▸ **Requirement**: Give back the records below exactly, every one, with no pictures.

(Dataset items)
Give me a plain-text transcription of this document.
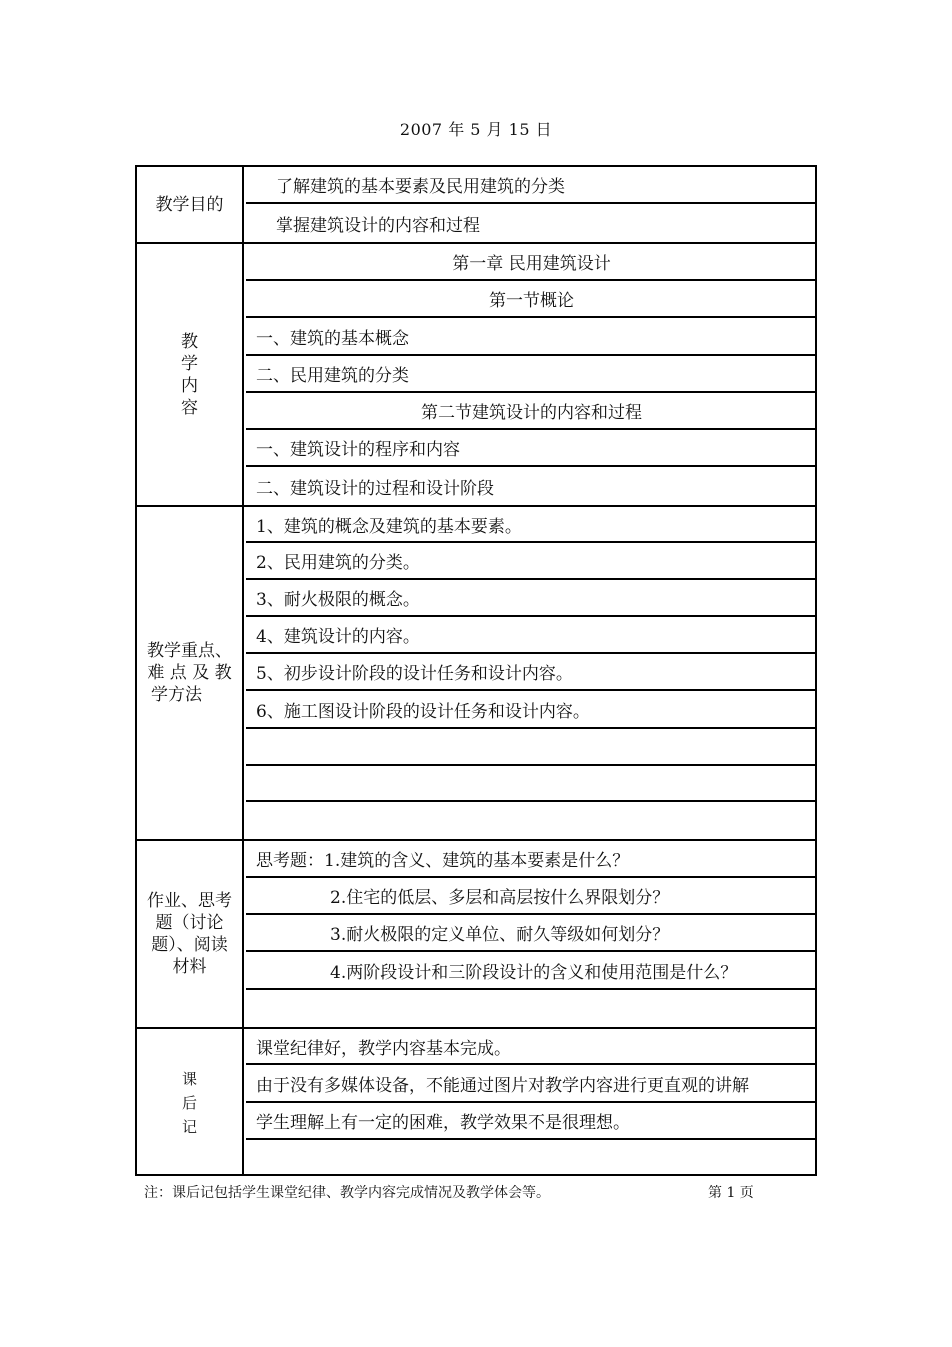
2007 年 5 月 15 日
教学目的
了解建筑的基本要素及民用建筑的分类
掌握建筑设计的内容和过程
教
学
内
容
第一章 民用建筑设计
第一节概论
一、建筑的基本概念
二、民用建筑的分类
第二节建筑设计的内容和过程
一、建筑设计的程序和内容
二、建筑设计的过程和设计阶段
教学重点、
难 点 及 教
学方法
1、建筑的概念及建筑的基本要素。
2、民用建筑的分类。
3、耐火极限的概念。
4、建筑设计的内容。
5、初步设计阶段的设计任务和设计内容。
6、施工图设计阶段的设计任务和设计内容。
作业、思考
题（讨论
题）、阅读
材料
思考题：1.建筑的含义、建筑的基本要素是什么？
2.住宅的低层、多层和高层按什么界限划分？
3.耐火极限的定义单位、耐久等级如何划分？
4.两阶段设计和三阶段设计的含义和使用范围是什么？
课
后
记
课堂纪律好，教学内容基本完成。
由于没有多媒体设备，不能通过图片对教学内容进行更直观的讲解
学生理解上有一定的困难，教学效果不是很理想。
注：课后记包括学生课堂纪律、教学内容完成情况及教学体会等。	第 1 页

▸ **Answer**:
Give me a plain-text transcription of this document.
2007 年 5 月 15 日
教学目的
了解建筑的基本要素及民用建筑的分类
掌握建筑设计的内容和过程
教
学
内
容
第一章 民用建筑设计
第一节概论
一、建筑的基本概念
二、民用建筑的分类
第二节建筑设计的内容和过程
一、建筑设计的程序和内容
二、建筑设计的过程和设计阶段
教学重点、
难 点 及 教
学方法
1、建筑的概念及建筑的基本要素。
2、民用建筑的分类。
3、耐火极限的概念。
4、建筑设计的内容。
5、初步设计阶段的设计任务和设计内容。
6、施工图设计阶段的设计任务和设计内容。
作业、思考
题（讨论
题）、阅读
材料
思考题：1.建筑的含义、建筑的基本要素是什么？
2.住宅的低层、多层和高层按什么界限划分？
3.耐火极限的定义单位、耐久等级如何划分？
4.两阶段设计和三阶段设计的含义和使用范围是什么？
课
后
记
课堂纪律好，教学内容基本完成。
由于没有多媒体设备，不能通过图片对教学内容进行更直观的讲解
学生理解上有一定的困难，教学效果不是很理想。
注：课后记包括学生课堂纪律、教学内容完成情况及教学体会等。	第 1 页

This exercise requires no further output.